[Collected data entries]
★ ★ ★ ★

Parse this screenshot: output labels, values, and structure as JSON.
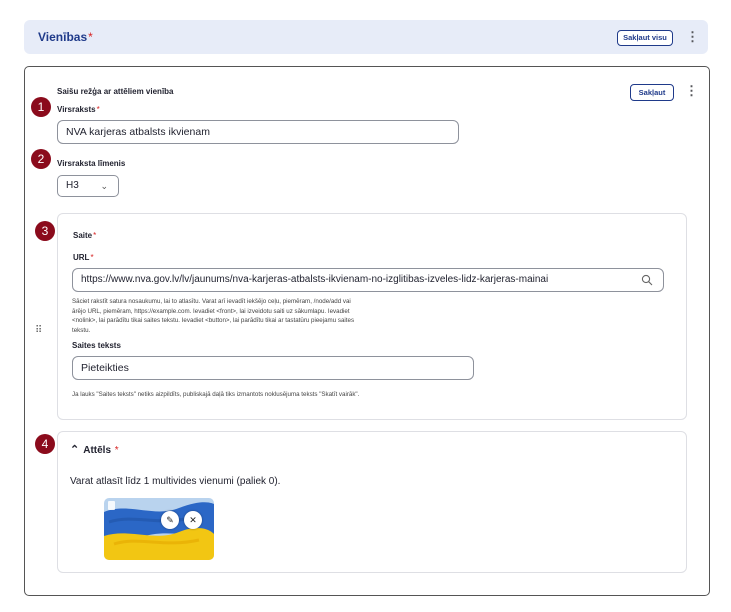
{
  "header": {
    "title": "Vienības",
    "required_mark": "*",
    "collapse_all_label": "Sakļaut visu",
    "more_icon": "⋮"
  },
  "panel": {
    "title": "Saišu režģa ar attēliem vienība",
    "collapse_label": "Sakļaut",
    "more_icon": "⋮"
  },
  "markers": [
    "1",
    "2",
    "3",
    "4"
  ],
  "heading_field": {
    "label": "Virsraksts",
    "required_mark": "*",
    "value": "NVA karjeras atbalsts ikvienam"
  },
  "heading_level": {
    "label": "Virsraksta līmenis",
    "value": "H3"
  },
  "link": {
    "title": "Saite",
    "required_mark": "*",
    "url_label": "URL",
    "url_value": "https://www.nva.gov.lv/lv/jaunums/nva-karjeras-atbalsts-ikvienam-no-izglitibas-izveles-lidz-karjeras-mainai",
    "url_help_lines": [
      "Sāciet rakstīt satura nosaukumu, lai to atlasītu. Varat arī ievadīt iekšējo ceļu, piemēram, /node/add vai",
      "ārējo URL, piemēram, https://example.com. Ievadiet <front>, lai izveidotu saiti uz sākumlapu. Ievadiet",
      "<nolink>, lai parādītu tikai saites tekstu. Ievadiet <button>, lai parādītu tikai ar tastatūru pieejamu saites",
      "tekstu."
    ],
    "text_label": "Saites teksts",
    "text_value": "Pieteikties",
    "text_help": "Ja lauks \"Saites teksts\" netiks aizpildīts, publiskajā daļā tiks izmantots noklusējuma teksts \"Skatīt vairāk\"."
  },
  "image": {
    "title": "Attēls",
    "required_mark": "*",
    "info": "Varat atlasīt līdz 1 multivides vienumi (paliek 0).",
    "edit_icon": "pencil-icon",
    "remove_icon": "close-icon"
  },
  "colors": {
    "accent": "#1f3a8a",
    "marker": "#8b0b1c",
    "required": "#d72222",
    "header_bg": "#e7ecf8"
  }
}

★ ★ ★ ★

# [Requirements]
Restate the listing above word for word, and skip the pictures.

# [Written solution]
Parse this screenshot: output labels, values, and structure as JSON.
{
  "header": {
    "title": "Vienības",
    "required_mark": "*",
    "collapse_all_label": "Sakļaut visu",
    "more_icon": "⋮"
  },
  "panel": {
    "title": "Saišu režģa ar attēliem vienība",
    "collapse_label": "Sakļaut",
    "more_icon": "⋮"
  },
  "markers": [
    "1",
    "2",
    "3",
    "4"
  ],
  "heading_field": {
    "label": "Virsraksts",
    "required_mark": "*",
    "value": "NVA karjeras atbalsts ikvienam"
  },
  "heading_level": {
    "label": "Virsraksta līmenis",
    "value": "H3"
  },
  "link": {
    "title": "Saite",
    "required_mark": "*",
    "url_label": "URL",
    "url_value": "https://www.nva.gov.lv/lv/jaunums/nva-karjeras-atbalsts-ikvienam-no-izglitibas-izveles-lidz-karjeras-mainai",
    "url_help_lines": [
      "Sāciet rakstīt satura nosaukumu, lai to atlasītu. Varat arī ievadīt iekšējo ceļu, piemēram, /node/add vai",
      "ārējo URL, piemēram, https://example.com. Ievadiet <front>, lai izveidotu saiti uz sākumlapu. Ievadiet",
      "<nolink>, lai parādītu tikai saites tekstu. Ievadiet <button>, lai parādītu tikai ar tastatūru pieejamu saites",
      "tekstu."
    ],
    "text_label": "Saites teksts",
    "text_value": "Pieteikties",
    "text_help": "Ja lauks \"Saites teksts\" netiks aizpildīts, publiskajā daļā tiks izmantots noklusējuma teksts \"Skatīt vairāk\"."
  },
  "image": {
    "title": "Attēls",
    "required_mark": "*",
    "info": "Varat atlasīt līdz 1 multivides vienumi (paliek 0).",
    "edit_icon": "pencil-icon",
    "remove_icon": "close-icon"
  },
  "colors": {
    "accent": "#1f3a8a",
    "marker": "#8b0b1c",
    "required": "#d72222",
    "header_bg": "#e7ecf8"
  }
}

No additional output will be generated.